====== Исходный текст ======
Чтобы противостоять этим репрессивным мерам, национальные меньшинства часто стремятся поднять свой язык до положения полностью общепризнанного средства выражения культурных и художественных ценностей. Многие из этих возрожденных или полуискусственных языков вошли в употребление на волне сопротивления политической или культурной враждебности. Таковы гаэльский язык в Ирландии, литовский язык в недавно созданной республике, иврит сионистов. Другие языки такого рода вошли в употребление более мирно, вследствие живого интереса к местной культуре. Таковы современный провансальский язык на юге Франции, нижненемецкий в северной Германии, фризский язык и норвежский лансмол. Остается весьма неясным, смогут ли в перспективе иметь успех эти постоянные попытки создать настоящие культурные языки на базе местных диалектов, которые уже давно потеряли былую литературную значимость. Неспособность современного провансальского удерживать свои позиции и весьма сомнительный успех гаэльского языка заставляют полагать, что вслед за нынешней тенденцией воскрешать малые языки придет новая нивелировка речи, более удобно выражающая постепенно растущую интернационализацию.

Логическая необходимость в международном языке в наше время приходит в странное противоречие с тем безразличием и даже враждебностью, с которой большинство людей относится к самой возможности его существования. Предпринимавшиеся попытки решения этой проблемы, из которых практически наиболее успешным было, вероятно, создание эсперанто, затронули лишь небольшой процент людей, чей интерес к международным делам и запросы, возможно, и привели к желанию иметь простое и стандартизованное средство международного общения, по крайней мере, для определенных целей. В то же время в малых европейских странах, таких, как Чехословакия, успех эсперанто был умеренным, и ясно почему.
====== Раздел данных ======
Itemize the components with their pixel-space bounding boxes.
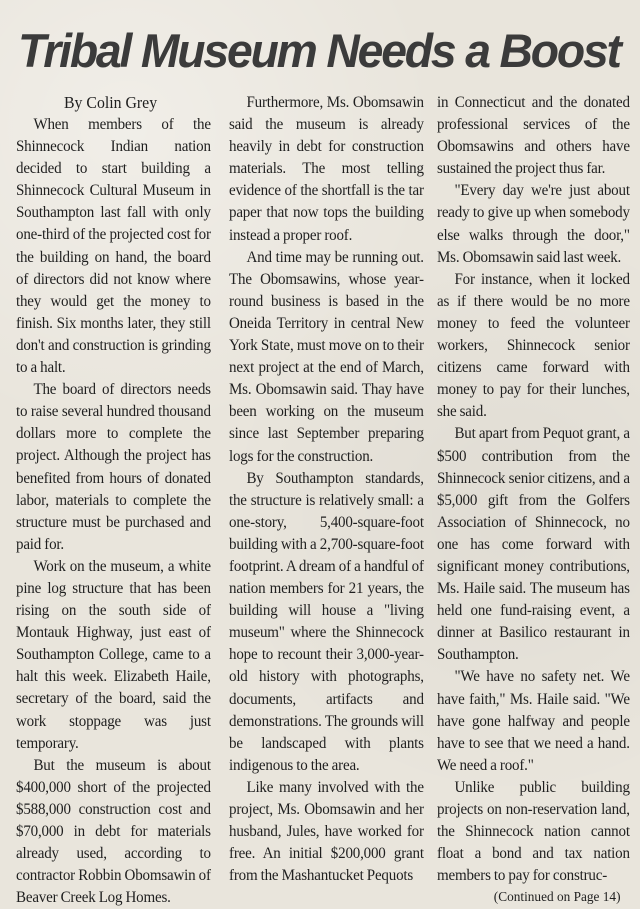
paragraph: By Southampton standards, the structure is relatively small: a one-story, 5,400-square-foot building with a 2,700-square-foot footprint. A dream of a handful of nation members for 21 years, the building will house a "living museum" where the Shinnecock hope to recount their 3,000-year-old history with photographs, documents, artifacts and demonstrations. The grounds will be landscaped with plants indigenous to the area. [229, 469, 424, 774]
paragraph: When members of the Shinnecock Indian nation decided to start building a Shinnecock Cultural Museum in Southampton last fall with only one-third of the projected cost for the building on hand, the board of directors did not know where they would get the money to finish. Six months later, they still don't and construction is grinding to a halt. [16, 116, 211, 377]
paragraph: The board of directors needs to raise several hundred thousand dollars more to complete the project. Although the project has benefited from hours of donated labor, materials to complete the structure must be purchased and paid for. [16, 381, 211, 553]
byline: By Colin Grey [64, 93, 158, 112]
article-columns [16, 92, 630, 907]
paragraph: And time may be running out. The Obomsawins, whose year-round business is based in the Oneida Territory in central New York State, must move on to their next project at the end of March, Ms. Obomsawin said. Thay have been working on the museum since last September preparing logs for the construction. [229, 248, 424, 465]
paragraph: in Connecticut and the donated professional services of the Obomsawins and others have sustained the project thus far. [437, 94, 630, 178]
paragraph: But apart from Pequot grant, a $500 contribution from the Shinnecock senior citizens, and a $5,000 gift from the Golfers Association of Shinnecock, no one has come forward with significant money contributions, Ms. Haile said. The museum has held one fund-raising event, a dinner at Basilico restaurant in Southampton. [437, 425, 630, 664]
article-column-1 [16, 92, 211, 907]
paragraph: Work on the museum, a white pine log structure that has been rising on the south side of Montauk Highway, just east of Southampton College, came to a halt this week. Elizabeth Haile, secretary of the board, said the work stoppage was just temporary. [16, 557, 211, 752]
paragraph: Furthermore, Ms. Obomsawin said the museum is already heavily in debt for construction materials. The most telling evidence of the shortfall is the tar paper that now tops the building instead a proper roof. [229, 94, 424, 244]
paragraph: "We have no safety net. We have faith," Ms. Haile said. "We have gone halfway and people have to see that we need a hand. We need a roof." [437, 668, 630, 774]
article-column-2 [229, 92, 424, 885]
headline: Tribal Museum Needs a Boost [18, 24, 620, 77]
continued-note: (Continued on Page 14) [493, 890, 621, 906]
article-column-3 [437, 92, 630, 906]
paragraph: For instance, when it locked as if there would be no more money to feed the volunteer workers, Shinnecock senior citizens came forward with money to pay for their lunches, she said. [437, 270, 630, 421]
paragraph: But the museum is about $400,000 short of the projected $588,000 construction cost and $70,000 in debt for materials already used, according to contractor Robbin Obomsawin of Beaver Creek Log Homes. [16, 756, 211, 907]
paragraph: "Every day we're just about ready to give up when somebody else walks through the door," Ms. Obomsawin said last week. [437, 182, 630, 266]
paragraph: Unlike public building projects on non-reservation land, the Shinnecock nation cannot float a bond and tax nation members to pay for construc- [437, 778, 630, 885]
paragraph: Like many involved with the project, Ms. Obomsawin and her husband, Jules, have worked for free. An initial $200,000 grant from the Mashantucket Pequots [229, 778, 424, 885]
======
Задачи для решения.
- A) Какую попытку решить проблему международного языка текст о малых языках и международном языке называет, вероятно, самой успешной на практике?
- B) Продолжите текст о малых языках и международном языке после его последнего предложения.
Записи взяты из другого источника.

Решённые задачи.
- A) Создание эсперанто.

- B)
Сопротивление международному языку мало обосновано как с точки зрения логики, так и с точки зрения психологии. Предполагаемая искусственность такого языка, как эсперанто или любых других предлагавшихся эквивалентных ему языков, нелепо раздута, ибо на самом деле в этих языках нет практически ничего такого, что бы не было взято из общего фонда слов и форм, развившихся в европейских языках. Такой международный язык, конечно, может иметь лишь статус вторичной формы речи, предназначенной для строго ограниченных целей. С этой точки зрения изучение искусственного международного языка представляет не более трудную психологическую проблему, чем изучение любого другого языка, который усваивается во взрослом состоянии по книгам с сознательным применением грам- матических правил. Отсутствие интереса к проблеме международного языка, несмотря на настоятельную нужду в нем, - блестящий пример того, сколь мало общего с усвоением языковых навыков имеет логическая или интеллектуальная необходимость. Приобретение даже самого поверхностного знания иностранного языка можно до некоторой степени уподобить отождествлению с народом или культурой. Чисто инструментальная ценность такого знания нередко равна нулю.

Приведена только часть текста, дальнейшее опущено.